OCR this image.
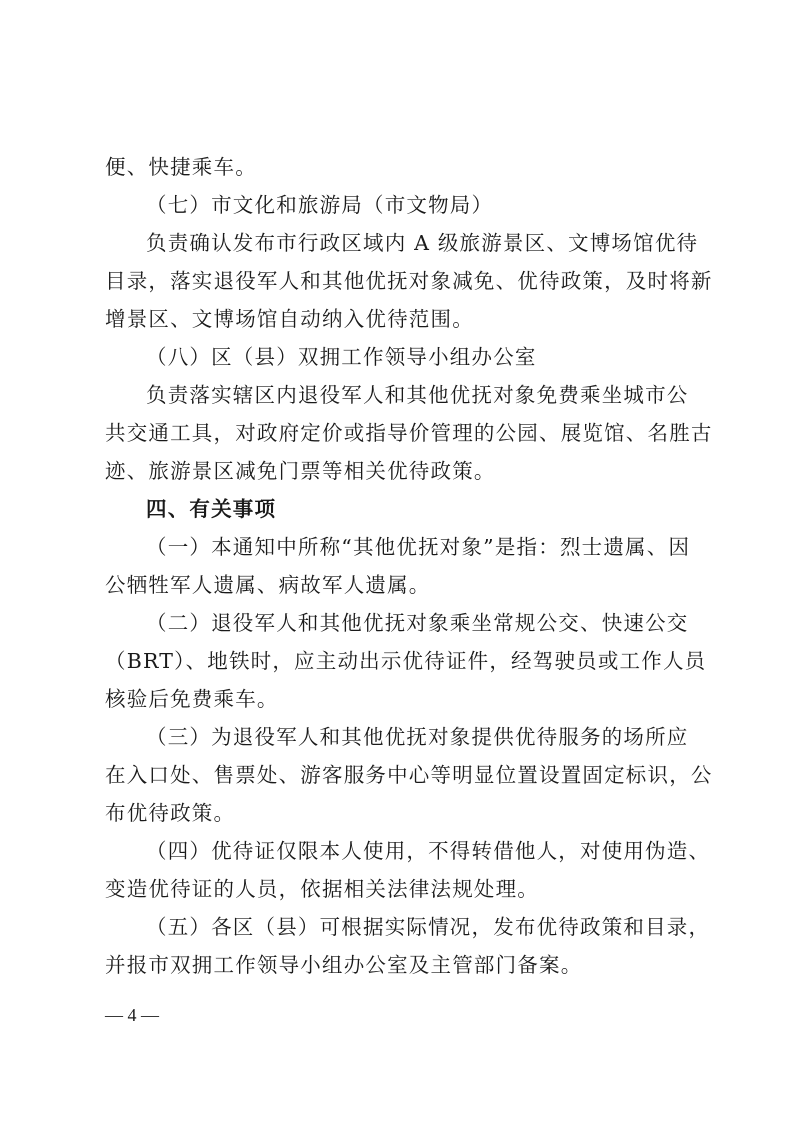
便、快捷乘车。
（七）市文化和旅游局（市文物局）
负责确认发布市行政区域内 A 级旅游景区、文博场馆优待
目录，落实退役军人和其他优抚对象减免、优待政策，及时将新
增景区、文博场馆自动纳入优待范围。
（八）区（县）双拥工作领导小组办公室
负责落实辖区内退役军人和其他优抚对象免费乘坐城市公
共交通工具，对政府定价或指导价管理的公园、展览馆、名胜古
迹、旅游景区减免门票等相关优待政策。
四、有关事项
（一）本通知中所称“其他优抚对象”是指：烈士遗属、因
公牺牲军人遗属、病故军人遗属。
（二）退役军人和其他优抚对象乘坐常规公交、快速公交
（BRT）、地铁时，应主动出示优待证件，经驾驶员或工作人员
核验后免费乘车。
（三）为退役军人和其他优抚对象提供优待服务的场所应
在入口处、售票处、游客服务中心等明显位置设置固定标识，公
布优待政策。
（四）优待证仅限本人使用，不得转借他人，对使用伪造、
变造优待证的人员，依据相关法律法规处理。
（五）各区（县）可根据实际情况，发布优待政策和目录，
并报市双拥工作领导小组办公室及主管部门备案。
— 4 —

=====

*What needs to be done:* Copy every record above exactly, leaving out any pictures.

*Solution to this exercise:*
OCR this image.
便、快捷乘车。
（七）市文化和旅游局（市文物局）
负责确认发布市行政区域内 A 级旅游景区、文博场馆优待
目录，落实退役军人和其他优抚对象减免、优待政策，及时将新
增景区、文博场馆自动纳入优待范围。
（八）区（县）双拥工作领导小组办公室
负责落实辖区内退役军人和其他优抚对象免费乘坐城市公
共交通工具，对政府定价或指导价管理的公园、展览馆、名胜古
迹、旅游景区减免门票等相关优待政策。
四、有关事项
（一）本通知中所称“其他优抚对象”是指：烈士遗属、因
公牺牲军人遗属、病故军人遗属。
（二）退役军人和其他优抚对象乘坐常规公交、快速公交
（BRT）、地铁时，应主动出示优待证件，经驾驶员或工作人员
核验后免费乘车。
（三）为退役军人和其他优抚对象提供优待服务的场所应
在入口处、售票处、游客服务中心等明显位置设置固定标识，公
布优待政策。
（四）优待证仅限本人使用，不得转借他人，对使用伪造、
变造优待证的人员，依据相关法律法规处理。
（五）各区（县）可根据实际情况，发布优待政策和目录，
并报市双拥工作领导小组办公室及主管部门备案。
— 4 —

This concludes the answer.